***** EXERCISE MATERIAL
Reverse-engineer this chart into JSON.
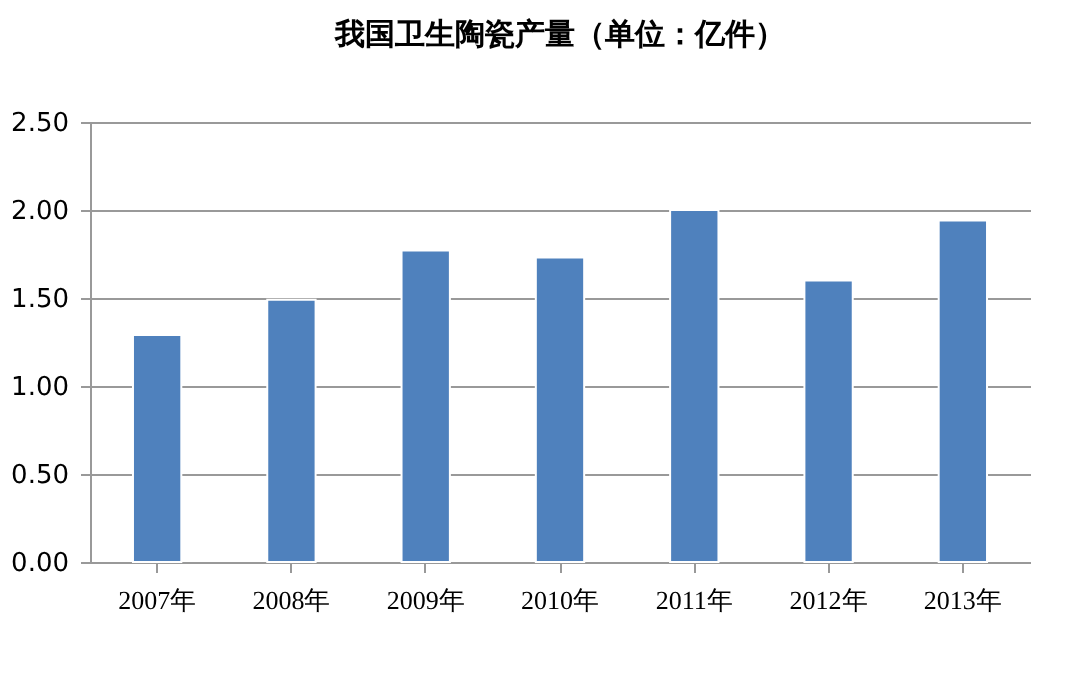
{
  "chart_data": {
    "type": "bar",
    "title": "我国卫生陶瓷产量（单位：亿件）",
    "categories": [
      "2007年",
      "2008年",
      "2009年",
      "2010年",
      "2011年",
      "2012年",
      "2013年"
    ],
    "values": [
      1.29,
      1.49,
      1.77,
      1.73,
      2.0,
      1.6,
      1.94
    ],
    "color": "#4f81bd",
    "ylim": [
      0,
      2.5
    ],
    "yticks": [
      {
        "value": 0,
        "label": "0.00"
      },
      {
        "value": 0.5,
        "label": "0.50"
      },
      {
        "value": 1,
        "label": "1.00"
      },
      {
        "value": 1.5,
        "label": "1.50"
      },
      {
        "value": 2,
        "label": "2.00"
      },
      {
        "value": 2.5,
        "label": "2.50"
      }
    ],
    "grid": "y"
  }
}
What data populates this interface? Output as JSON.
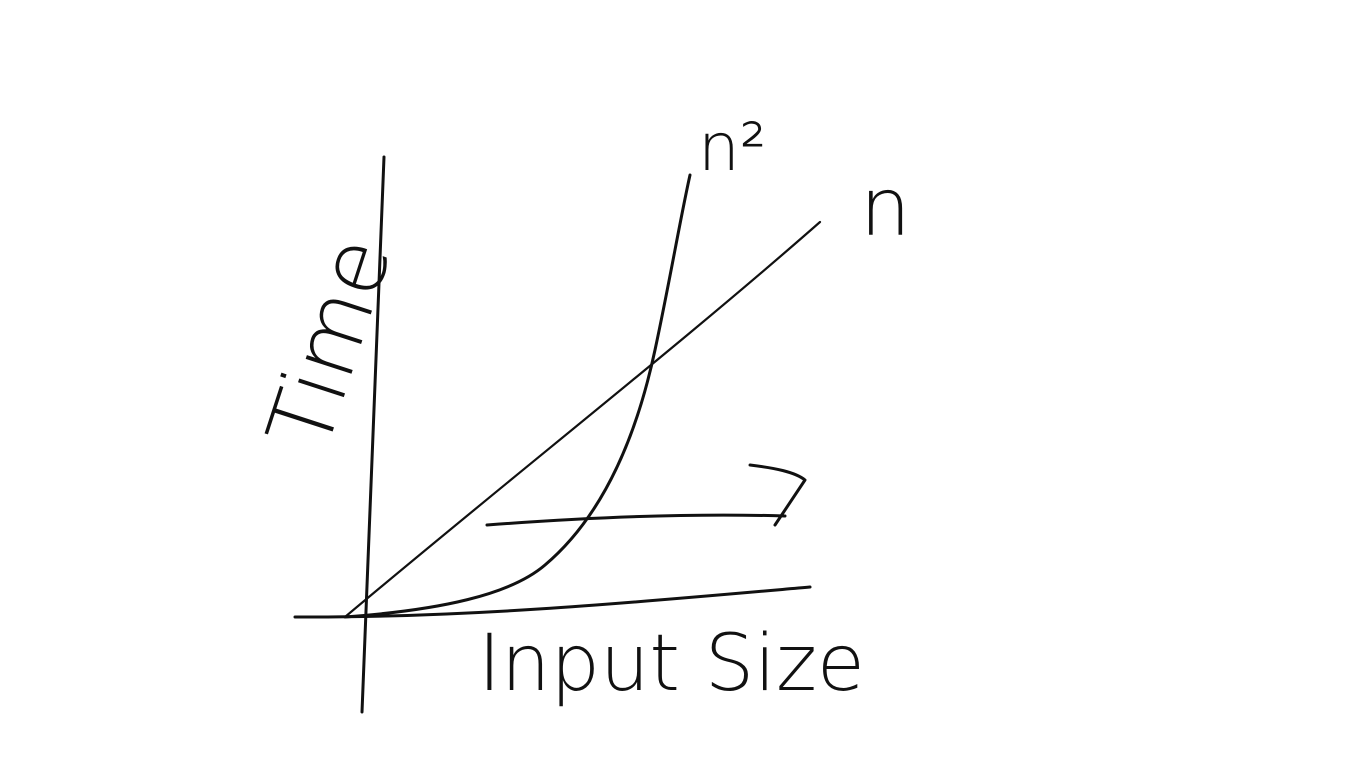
**********
▸ DIRECTIONS:
Each line that has the word "label" counts once. How many such lines are in the data? Give the number alone.

▸ THE REPLY:
6